Your instructions: Copy out all lines where "JSON" appears.

Dataset excerpt:
>> Begin

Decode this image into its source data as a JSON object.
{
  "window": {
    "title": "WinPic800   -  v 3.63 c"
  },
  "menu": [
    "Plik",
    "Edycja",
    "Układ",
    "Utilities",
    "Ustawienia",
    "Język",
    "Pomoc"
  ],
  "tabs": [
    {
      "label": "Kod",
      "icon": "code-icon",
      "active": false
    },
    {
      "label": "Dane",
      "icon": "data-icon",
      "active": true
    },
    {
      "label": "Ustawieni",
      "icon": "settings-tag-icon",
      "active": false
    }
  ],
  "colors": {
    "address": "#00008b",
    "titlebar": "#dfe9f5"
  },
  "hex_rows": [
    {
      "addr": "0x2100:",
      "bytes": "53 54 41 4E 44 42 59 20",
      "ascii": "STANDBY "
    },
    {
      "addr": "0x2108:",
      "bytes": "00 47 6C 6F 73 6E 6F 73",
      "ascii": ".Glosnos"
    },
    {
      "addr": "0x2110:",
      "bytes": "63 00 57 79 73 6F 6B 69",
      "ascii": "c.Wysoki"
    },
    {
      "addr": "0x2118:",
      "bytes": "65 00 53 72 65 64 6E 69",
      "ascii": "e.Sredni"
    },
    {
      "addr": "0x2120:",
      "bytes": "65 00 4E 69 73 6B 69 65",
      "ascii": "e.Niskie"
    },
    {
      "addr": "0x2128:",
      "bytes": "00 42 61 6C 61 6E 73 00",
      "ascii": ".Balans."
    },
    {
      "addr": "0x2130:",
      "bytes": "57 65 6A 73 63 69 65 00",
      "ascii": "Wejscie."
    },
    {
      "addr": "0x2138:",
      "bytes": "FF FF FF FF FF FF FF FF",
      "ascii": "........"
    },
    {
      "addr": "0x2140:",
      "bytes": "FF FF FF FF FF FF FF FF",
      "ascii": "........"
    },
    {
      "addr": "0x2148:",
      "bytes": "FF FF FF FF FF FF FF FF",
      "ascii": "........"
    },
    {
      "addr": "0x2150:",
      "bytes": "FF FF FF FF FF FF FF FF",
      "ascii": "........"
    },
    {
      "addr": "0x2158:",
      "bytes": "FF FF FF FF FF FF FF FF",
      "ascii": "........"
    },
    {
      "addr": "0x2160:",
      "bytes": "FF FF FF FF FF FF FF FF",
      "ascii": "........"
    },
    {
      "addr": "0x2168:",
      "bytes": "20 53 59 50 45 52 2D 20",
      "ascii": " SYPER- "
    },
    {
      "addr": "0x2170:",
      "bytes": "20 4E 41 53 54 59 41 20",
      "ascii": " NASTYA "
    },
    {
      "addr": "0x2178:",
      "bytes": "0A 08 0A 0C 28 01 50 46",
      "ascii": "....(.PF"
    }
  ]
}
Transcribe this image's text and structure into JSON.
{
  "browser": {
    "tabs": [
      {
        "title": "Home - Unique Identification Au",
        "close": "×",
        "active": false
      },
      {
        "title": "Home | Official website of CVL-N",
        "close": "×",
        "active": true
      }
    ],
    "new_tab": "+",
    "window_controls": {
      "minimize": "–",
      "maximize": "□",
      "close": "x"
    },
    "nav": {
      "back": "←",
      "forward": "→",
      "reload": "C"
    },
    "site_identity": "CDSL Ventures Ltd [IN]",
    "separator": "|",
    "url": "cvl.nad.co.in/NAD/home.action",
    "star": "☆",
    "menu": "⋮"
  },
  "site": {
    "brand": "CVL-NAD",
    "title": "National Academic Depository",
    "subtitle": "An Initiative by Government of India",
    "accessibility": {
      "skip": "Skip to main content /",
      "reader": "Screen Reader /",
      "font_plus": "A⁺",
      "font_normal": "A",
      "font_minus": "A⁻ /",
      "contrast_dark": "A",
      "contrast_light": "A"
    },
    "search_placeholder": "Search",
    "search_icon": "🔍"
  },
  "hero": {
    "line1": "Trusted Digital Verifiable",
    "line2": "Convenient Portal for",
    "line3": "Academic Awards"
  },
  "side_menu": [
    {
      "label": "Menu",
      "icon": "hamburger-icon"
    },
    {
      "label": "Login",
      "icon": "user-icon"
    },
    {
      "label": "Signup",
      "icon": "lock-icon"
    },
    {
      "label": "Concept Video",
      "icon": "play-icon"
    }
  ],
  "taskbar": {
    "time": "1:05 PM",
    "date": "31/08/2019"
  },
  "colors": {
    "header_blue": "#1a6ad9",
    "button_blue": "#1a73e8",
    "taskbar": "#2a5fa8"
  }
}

>> End
>> Begin

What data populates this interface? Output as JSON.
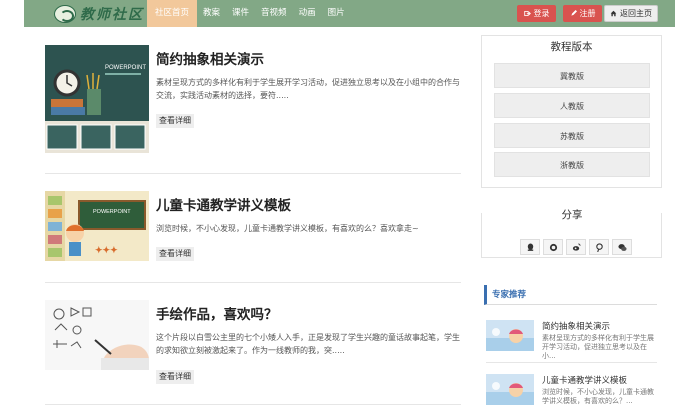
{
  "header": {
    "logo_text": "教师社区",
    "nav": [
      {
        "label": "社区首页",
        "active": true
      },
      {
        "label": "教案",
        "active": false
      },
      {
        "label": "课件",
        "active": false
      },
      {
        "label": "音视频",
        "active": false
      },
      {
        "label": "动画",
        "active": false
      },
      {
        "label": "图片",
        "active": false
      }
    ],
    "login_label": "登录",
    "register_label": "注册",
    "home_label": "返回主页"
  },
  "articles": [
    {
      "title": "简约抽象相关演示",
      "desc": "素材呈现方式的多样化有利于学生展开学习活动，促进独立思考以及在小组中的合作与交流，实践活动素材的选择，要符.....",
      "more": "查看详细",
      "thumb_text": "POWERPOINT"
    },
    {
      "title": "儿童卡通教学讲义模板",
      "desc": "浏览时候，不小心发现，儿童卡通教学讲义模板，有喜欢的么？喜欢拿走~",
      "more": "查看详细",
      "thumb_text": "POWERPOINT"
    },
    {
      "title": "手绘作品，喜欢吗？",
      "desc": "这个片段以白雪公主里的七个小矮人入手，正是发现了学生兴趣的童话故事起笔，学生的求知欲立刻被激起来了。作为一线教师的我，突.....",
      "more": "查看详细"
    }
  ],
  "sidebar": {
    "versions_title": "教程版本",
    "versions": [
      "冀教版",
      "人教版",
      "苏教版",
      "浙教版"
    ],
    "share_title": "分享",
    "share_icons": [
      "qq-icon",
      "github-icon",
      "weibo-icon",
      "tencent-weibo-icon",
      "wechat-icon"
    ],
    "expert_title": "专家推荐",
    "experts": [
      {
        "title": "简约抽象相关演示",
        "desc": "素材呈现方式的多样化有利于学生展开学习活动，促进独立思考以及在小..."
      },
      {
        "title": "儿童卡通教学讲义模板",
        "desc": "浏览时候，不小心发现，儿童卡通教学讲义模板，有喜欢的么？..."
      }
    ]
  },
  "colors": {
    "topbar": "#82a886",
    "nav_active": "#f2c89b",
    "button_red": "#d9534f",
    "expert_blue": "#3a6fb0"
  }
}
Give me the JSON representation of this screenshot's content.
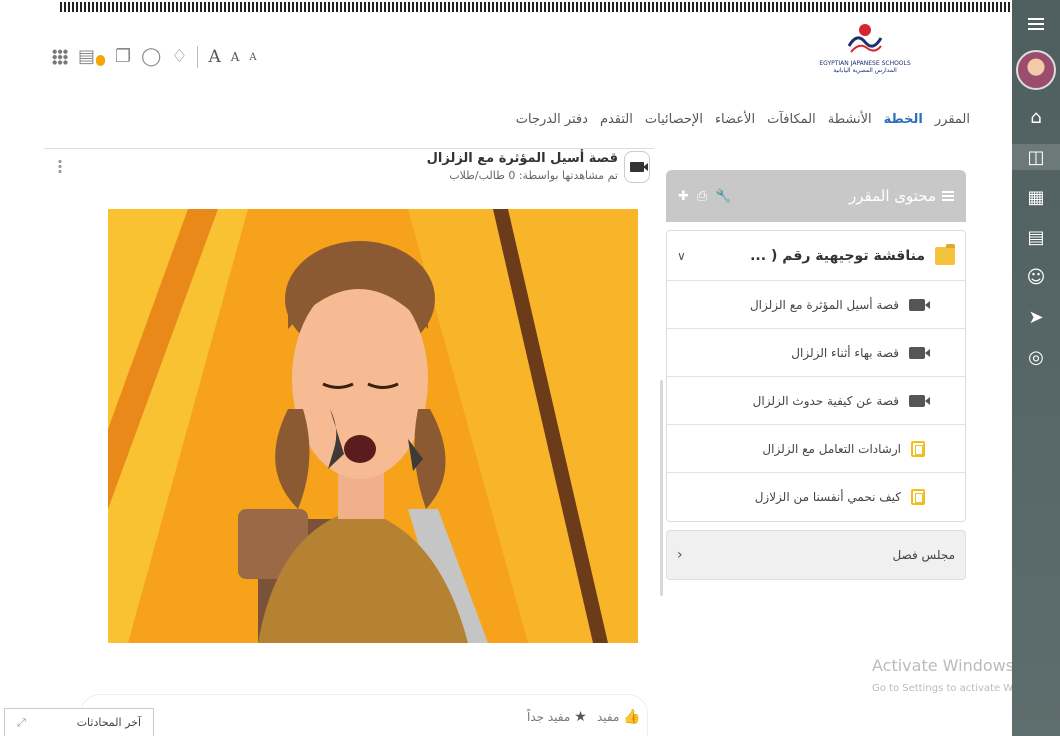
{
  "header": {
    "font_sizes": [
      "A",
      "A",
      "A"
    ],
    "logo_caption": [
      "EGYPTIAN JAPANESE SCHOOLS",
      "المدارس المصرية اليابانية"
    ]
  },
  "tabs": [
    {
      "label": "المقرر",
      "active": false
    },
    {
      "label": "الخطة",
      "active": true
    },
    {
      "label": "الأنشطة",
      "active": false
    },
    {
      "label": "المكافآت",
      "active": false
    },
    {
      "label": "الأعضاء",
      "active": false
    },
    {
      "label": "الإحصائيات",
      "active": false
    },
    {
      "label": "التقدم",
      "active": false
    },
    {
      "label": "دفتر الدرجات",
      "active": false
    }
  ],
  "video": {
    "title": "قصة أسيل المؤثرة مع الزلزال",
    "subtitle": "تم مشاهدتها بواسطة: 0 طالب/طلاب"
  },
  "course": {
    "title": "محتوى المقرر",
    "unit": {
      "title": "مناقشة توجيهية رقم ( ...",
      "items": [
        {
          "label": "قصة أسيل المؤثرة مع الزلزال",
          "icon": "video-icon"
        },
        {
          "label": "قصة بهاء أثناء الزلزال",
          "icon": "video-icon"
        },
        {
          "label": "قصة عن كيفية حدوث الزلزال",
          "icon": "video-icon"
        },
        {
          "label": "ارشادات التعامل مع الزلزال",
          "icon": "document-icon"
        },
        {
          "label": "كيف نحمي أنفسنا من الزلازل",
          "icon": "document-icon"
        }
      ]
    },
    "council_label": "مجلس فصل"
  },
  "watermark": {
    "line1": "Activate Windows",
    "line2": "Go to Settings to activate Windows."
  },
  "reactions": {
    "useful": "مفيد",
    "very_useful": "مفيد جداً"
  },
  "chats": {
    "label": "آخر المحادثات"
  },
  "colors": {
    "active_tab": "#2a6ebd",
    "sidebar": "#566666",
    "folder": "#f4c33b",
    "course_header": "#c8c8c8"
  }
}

>> End

Solution to the problem:
Decode this image into its source data as a JSON object.
Transcribe this image's text and structure into JSON.
What data populates this interface? Output as JSON.
Give me the JSON representation of this screenshot's content.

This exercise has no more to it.